=== Records excerpted from a collection ===
+---+

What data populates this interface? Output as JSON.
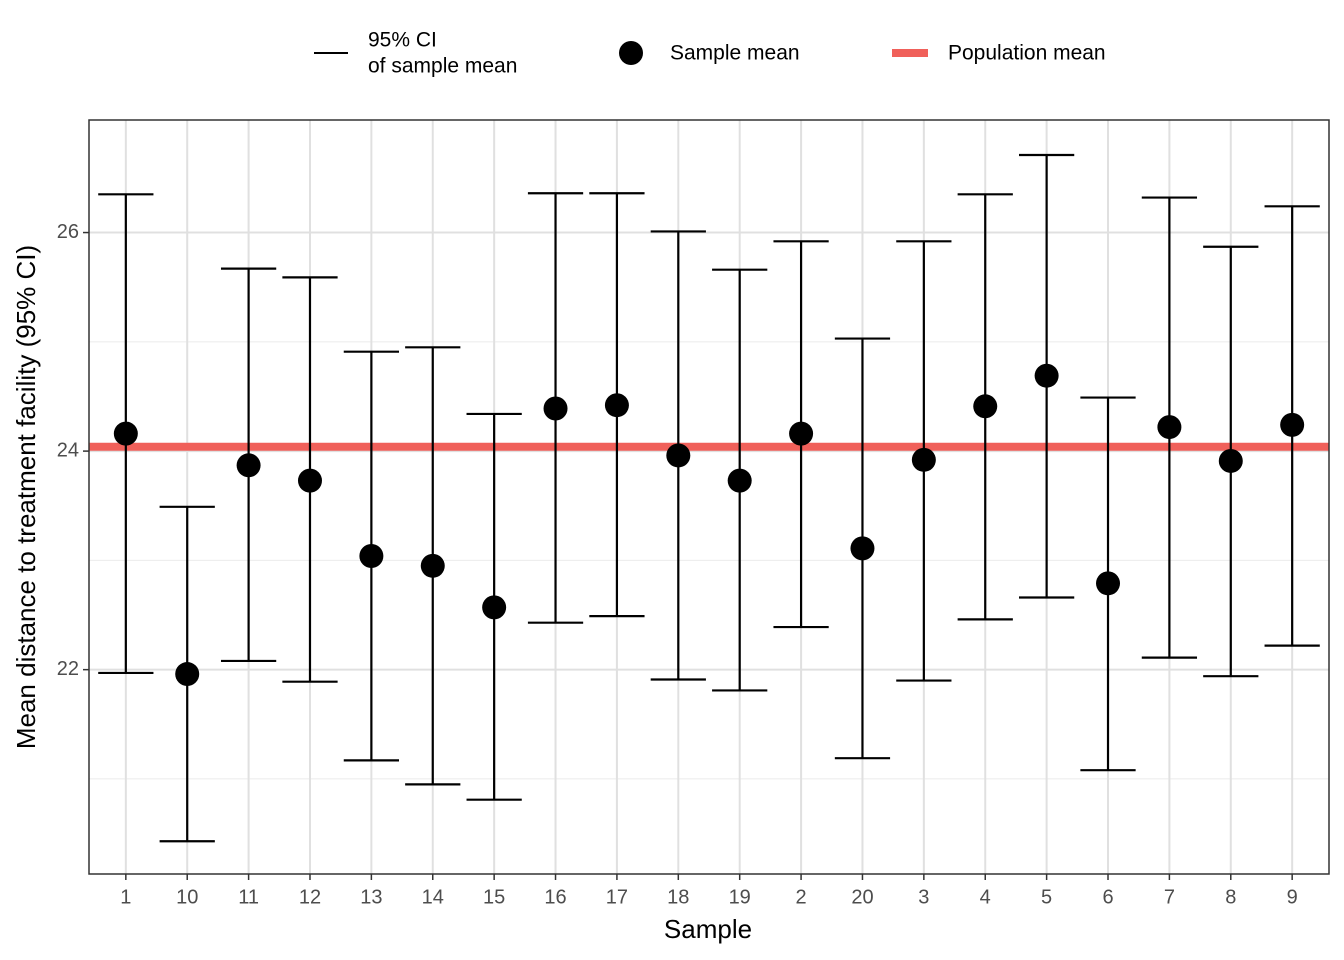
{
  "chart_data": {
    "type": "errorbar",
    "x_label": "Sample",
    "y_label": "Mean distance to treatment facility (95% CI)",
    "categories": [
      "1",
      "10",
      "11",
      "12",
      "13",
      "14",
      "15",
      "16",
      "17",
      "18",
      "19",
      "2",
      "20",
      "3",
      "4",
      "5",
      "6",
      "7",
      "8",
      "9"
    ],
    "series": [
      {
        "name": "Sample mean",
        "color": "#000000",
        "values": [
          24.16,
          21.96,
          23.87,
          23.73,
          23.04,
          22.95,
          22.57,
          24.39,
          24.42,
          23.96,
          23.73,
          24.16,
          23.11,
          23.92,
          24.41,
          24.69,
          22.79,
          24.22,
          23.91,
          24.24
        ]
      }
    ],
    "ci": {
      "name_lines": [
        "95% CI",
        "of sample mean"
      ],
      "color": "#000000",
      "lower": [
        21.97,
        20.43,
        22.08,
        21.89,
        21.17,
        20.95,
        20.81,
        22.43,
        22.49,
        21.91,
        21.81,
        22.39,
        21.19,
        21.9,
        22.46,
        22.66,
        21.08,
        22.11,
        21.94,
        22.22
      ],
      "upper": [
        26.35,
        23.49,
        25.67,
        25.59,
        24.91,
        24.95,
        24.34,
        26.36,
        26.36,
        26.01,
        25.66,
        25.92,
        25.03,
        25.92,
        26.35,
        26.71,
        24.49,
        26.32,
        25.87,
        26.24
      ]
    },
    "reference_line": {
      "name": "Population mean",
      "value": 24.04,
      "color": "#f0605a"
    },
    "ylim": [
      20.13,
      27.03
    ],
    "yticks": [
      22,
      24,
      26
    ],
    "minor_yticks": [
      21,
      23,
      25
    ],
    "grid": true
  }
}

+---+

=== Set task ===
Using the entries above, return each line that includes the word "color".

=== In response ===
        "color": "#000000",
      "color": "#000000",
      "color": "#f0605a"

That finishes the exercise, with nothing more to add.